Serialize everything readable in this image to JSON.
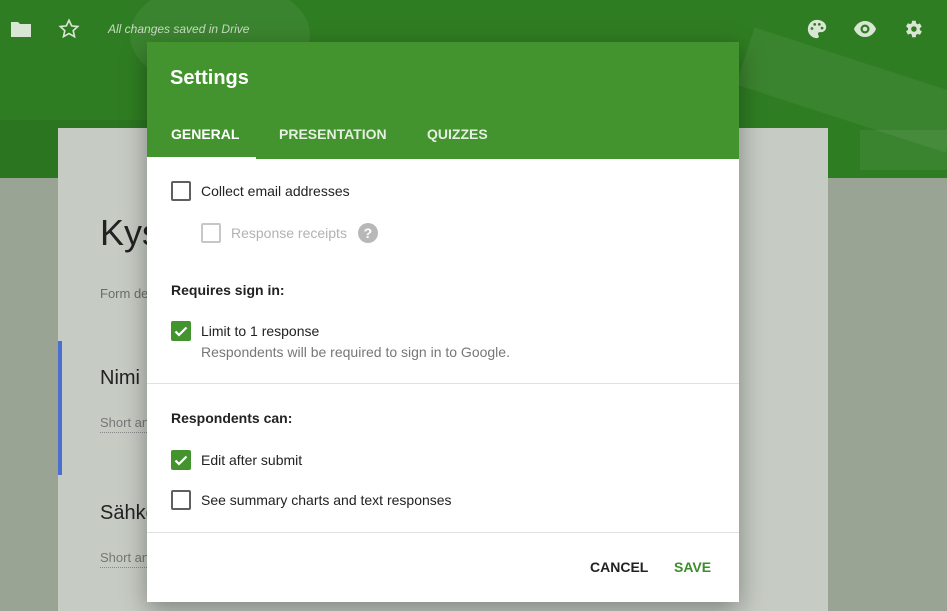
{
  "app_bar": {
    "status_text": "All changes saved in Drive",
    "icons": [
      "folder-icon",
      "star-icon",
      "palette-icon",
      "eye-icon",
      "gear-icon"
    ]
  },
  "form": {
    "title_visible": "Kys",
    "description_visible": "Form de",
    "questions": [
      {
        "title_visible": "Nimi",
        "hint_visible": "Short an"
      },
      {
        "title_visible": "Sähkö",
        "hint_visible": "Short an"
      }
    ]
  },
  "dialog": {
    "title": "Settings",
    "tabs": [
      {
        "label": "GENERAL",
        "active": true
      },
      {
        "label": "PRESENTATION",
        "active": false
      },
      {
        "label": "QUIZZES",
        "active": false
      }
    ],
    "collect_email": {
      "label": "Collect email addresses",
      "checked": false
    },
    "response_receipts": {
      "label": "Response receipts",
      "checked": false,
      "disabled": true
    },
    "requires_sign_in": {
      "heading": "Requires sign in:",
      "limit_one": {
        "label": "Limit to 1 response",
        "checked": true,
        "description": "Respondents will be required to sign in to Google."
      }
    },
    "respondents_can": {
      "heading": "Respondents can:",
      "edit_after_submit": {
        "label": "Edit after submit",
        "checked": true
      },
      "see_summary": {
        "label": "See summary charts and text responses",
        "checked": false
      }
    },
    "buttons": {
      "cancel": "CANCEL",
      "save": "SAVE"
    }
  },
  "colors": {
    "header_green": "#43942f",
    "accent_green": "#3a8f2a",
    "topbar_green": "#2f7d22"
  }
}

[TASK DESCRIPTION]
Repeat the listing in full and exactly. Do not include any images.

[FINAL RESULT]
Serialize everything readable in this image to JSON.
{
  "app_bar": {
    "status_text": "All changes saved in Drive",
    "icons": [
      "folder-icon",
      "star-icon",
      "palette-icon",
      "eye-icon",
      "gear-icon"
    ]
  },
  "form": {
    "title_visible": "Kys",
    "description_visible": "Form de",
    "questions": [
      {
        "title_visible": "Nimi",
        "hint_visible": "Short an"
      },
      {
        "title_visible": "Sähkö",
        "hint_visible": "Short an"
      }
    ]
  },
  "dialog": {
    "title": "Settings",
    "tabs": [
      {
        "label": "GENERAL",
        "active": true
      },
      {
        "label": "PRESENTATION",
        "active": false
      },
      {
        "label": "QUIZZES",
        "active": false
      }
    ],
    "collect_email": {
      "label": "Collect email addresses",
      "checked": false
    },
    "response_receipts": {
      "label": "Response receipts",
      "checked": false,
      "disabled": true
    },
    "requires_sign_in": {
      "heading": "Requires sign in:",
      "limit_one": {
        "label": "Limit to 1 response",
        "checked": true,
        "description": "Respondents will be required to sign in to Google."
      }
    },
    "respondents_can": {
      "heading": "Respondents can:",
      "edit_after_submit": {
        "label": "Edit after submit",
        "checked": true
      },
      "see_summary": {
        "label": "See summary charts and text responses",
        "checked": false
      }
    },
    "buttons": {
      "cancel": "CANCEL",
      "save": "SAVE"
    }
  },
  "colors": {
    "header_green": "#43942f",
    "accent_green": "#3a8f2a",
    "topbar_green": "#2f7d22"
  }
}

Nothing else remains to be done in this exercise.